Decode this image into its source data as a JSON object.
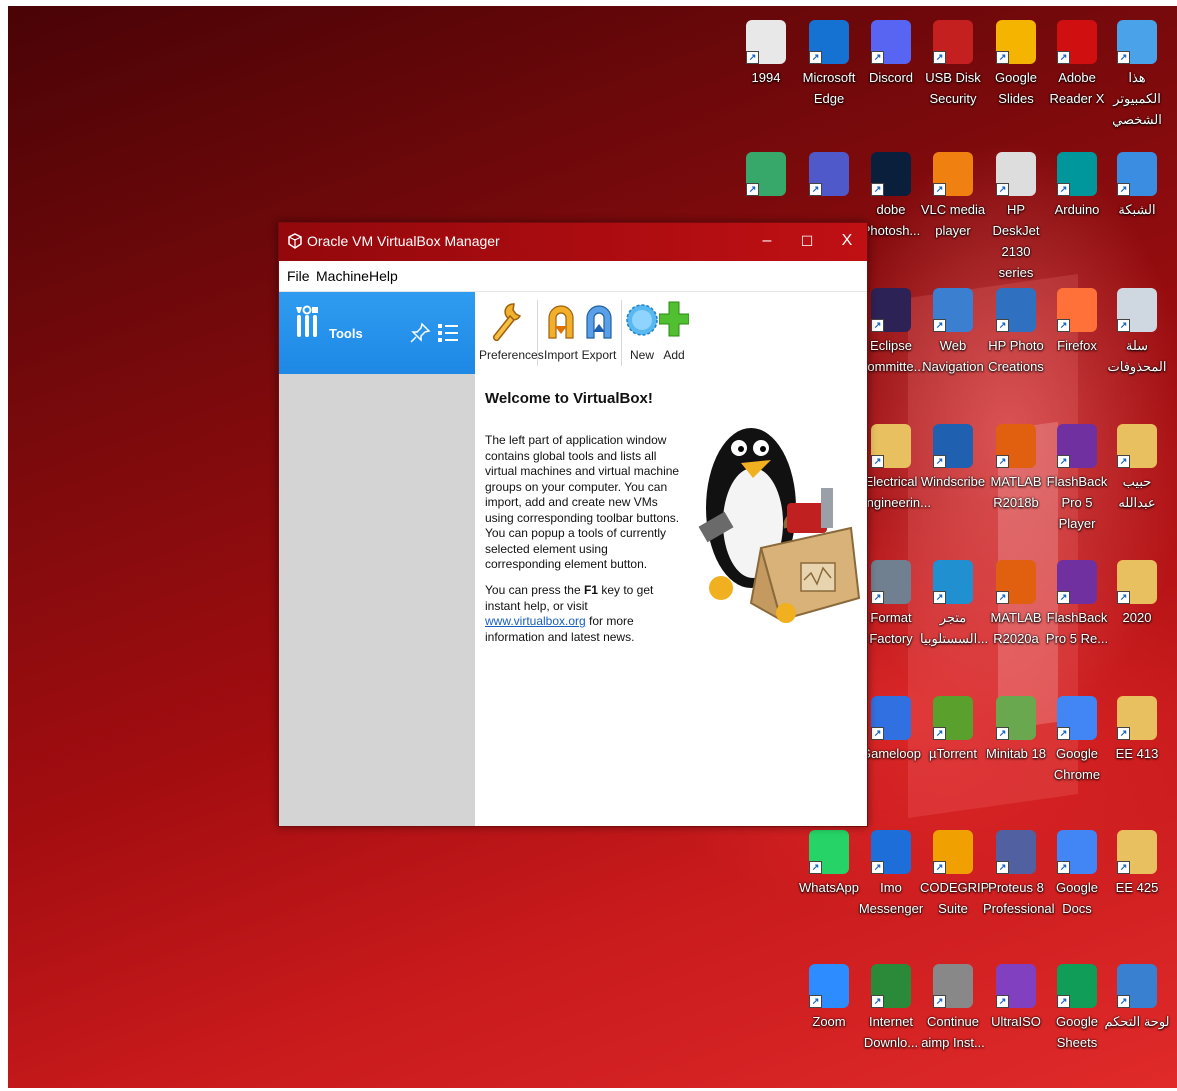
{
  "desktop": {
    "icons": [
      {
        "label": "1994",
        "icon": "document-icon",
        "color": "#e8e8e8"
      },
      {
        "label": "Microsoft\nEdge",
        "icon": "edge-icon",
        "color": "#1572d3"
      },
      {
        "label": "Discord",
        "icon": "discord-icon",
        "color": "#5865f2"
      },
      {
        "label": "USB Disk\nSecurity",
        "icon": "shield-icon",
        "color": "#c42020"
      },
      {
        "label": "Google Slides",
        "icon": "slides-icon",
        "color": "#f4b400"
      },
      {
        "label": "Adobe\nReader X",
        "icon": "pdf-icon",
        "color": "#d01010"
      },
      {
        "label": "هذا الكمبيوتر\nالشخصي",
        "icon": "computer-icon",
        "color": "#4aa3e8"
      },
      {
        "label": "",
        "icon": "app-green-icon",
        "color": "#38a86a"
      },
      {
        "label": "",
        "icon": "teams-icon",
        "color": "#5059c9"
      },
      {
        "label": "dobe\nPhotosh...",
        "icon": "photoshop-icon",
        "color": "#0a1f3c"
      },
      {
        "label": "VLC media\nplayer",
        "icon": "vlc-icon",
        "color": "#f08010"
      },
      {
        "label": "HP DeskJet\n2130 series",
        "icon": "printer-icon",
        "color": "#dddddd"
      },
      {
        "label": "Arduino",
        "icon": "arduino-icon",
        "color": "#00979c"
      },
      {
        "label": "الشبكة",
        "icon": "network-icon",
        "color": "#3a8de0"
      },
      {
        "label": "Eclipse\nCommitte...",
        "icon": "eclipse-icon",
        "color": "#2c2255"
      },
      {
        "label": "Web\nNavigation",
        "icon": "globe-icon",
        "color": "#3a7fd0"
      },
      {
        "label": "HP Photo\nCreations",
        "icon": "photo-icon",
        "color": "#3070c0"
      },
      {
        "label": "Firefox",
        "icon": "firefox-icon",
        "color": "#ff7139"
      },
      {
        "label": "سلة\nالمحذوفات",
        "icon": "recycle-bin-icon",
        "color": "#cfd8e0"
      },
      {
        "label": "Electrical\nEngineerin...",
        "icon": "folder-icon",
        "color": "#e8c060"
      },
      {
        "label": "Windscribe",
        "icon": "windscribe-icon",
        "color": "#2060b0"
      },
      {
        "label": "MATLAB\nR2018b",
        "icon": "matlab-icon",
        "color": "#e06010"
      },
      {
        "label": "FlashBack\nPro 5 Player",
        "icon": "flashback-icon",
        "color": "#7030a0"
      },
      {
        "label": "حبيب عبدالله",
        "icon": "user-folder-icon",
        "color": "#e8c060"
      },
      {
        "label": "Format\nFactory",
        "icon": "format-factory-icon",
        "color": "#708090"
      },
      {
        "label": "متجر\nالسستلوبيا...",
        "icon": "store-icon",
        "color": "#2090d0"
      },
      {
        "label": "MATLAB\nR2020a",
        "icon": "matlab-icon",
        "color": "#e06010"
      },
      {
        "label": "FlashBack\nPro 5 Re...",
        "icon": "flashback-icon",
        "color": "#7030a0"
      },
      {
        "label": "2020",
        "icon": "folder-doc-icon",
        "color": "#e8c060"
      },
      {
        "label": "Gameloop",
        "icon": "gameloop-icon",
        "color": "#3070e0"
      },
      {
        "label": "µTorrent",
        "icon": "utorrent-icon",
        "color": "#5aa02c"
      },
      {
        "label": "Minitab 18",
        "icon": "minitab-icon",
        "color": "#6aa84f"
      },
      {
        "label": "Google\nChrome",
        "icon": "chrome-icon",
        "color": "#4285f4"
      },
      {
        "label": "EE 413",
        "icon": "folder-doc-icon",
        "color": "#e8c060"
      },
      {
        "label": "WhatsApp",
        "icon": "whatsapp-icon",
        "color": "#25d366"
      },
      {
        "label": "Imo\nMessenger",
        "icon": "imo-icon",
        "color": "#1d6ed8"
      },
      {
        "label": "CODEGRIP\nSuite",
        "icon": "codegrip-icon",
        "color": "#f0a000"
      },
      {
        "label": "Proteus 8\nProfessional",
        "icon": "proteus-icon",
        "color": "#5060a0"
      },
      {
        "label": "Google Docs",
        "icon": "docs-icon",
        "color": "#4285f4"
      },
      {
        "label": "EE 425",
        "icon": "folder-doc-icon",
        "color": "#e8c060"
      },
      {
        "label": "Zoom",
        "icon": "zoom-icon",
        "color": "#2d8cff"
      },
      {
        "label": "Internet\nDownlo...",
        "icon": "idm-icon",
        "color": "#2a8a3a"
      },
      {
        "label": "Continue\naimp Inst...",
        "icon": "installer-icon",
        "color": "#888888"
      },
      {
        "label": "UltraISO",
        "icon": "disc-icon",
        "color": "#8040c0"
      },
      {
        "label": "Google\nSheets",
        "icon": "sheets-icon",
        "color": "#0f9d58"
      },
      {
        "label": "لوحة التحكم",
        "icon": "control-panel-icon",
        "color": "#3a80d0"
      }
    ]
  },
  "window": {
    "title": "Oracle VM VirtualBox Manager",
    "controls": {
      "minimize": "–",
      "maximize": "☐",
      "close": "X"
    },
    "menu": [
      "File",
      "Machine",
      "Help"
    ],
    "sidebar": {
      "tools_label": "Tools"
    },
    "toolbar": {
      "preferences": "Preferences",
      "import": "Import",
      "export": "Export",
      "new": "New",
      "add": "Add"
    },
    "welcome": {
      "title": "Welcome to VirtualBox!",
      "para1": "The left part of application window contains global tools and lists all virtual machines and virtual machine groups on your computer. You can import, add and create new VMs using corresponding toolbar buttons. You can popup a tools of currently selected element using corresponding element button.",
      "para2_a": "You can press the ",
      "para2_key": "F1",
      "para2_b": " key to get instant help, or visit ",
      "para2_link": "www.virtualbox.org",
      "para2_c": " for more information and latest news."
    },
    "colors": {
      "titlebar": "#b00d10",
      "tools_selected": "#2a94ec",
      "sidebar": "#d4d4d4"
    }
  }
}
■ ■ ■ ■
**Instructions to follow**: Identify lines with the string "import". Copy each one.

**Complete output**:
      "import": "Import",
      "para1": "The left part of application window contains global tools and lists all virtual machines and virtual machine groups on your computer. You can import, add and create new VMs using corresponding toolbar buttons. You can popup a tools of currently selected element using corresponding element button.",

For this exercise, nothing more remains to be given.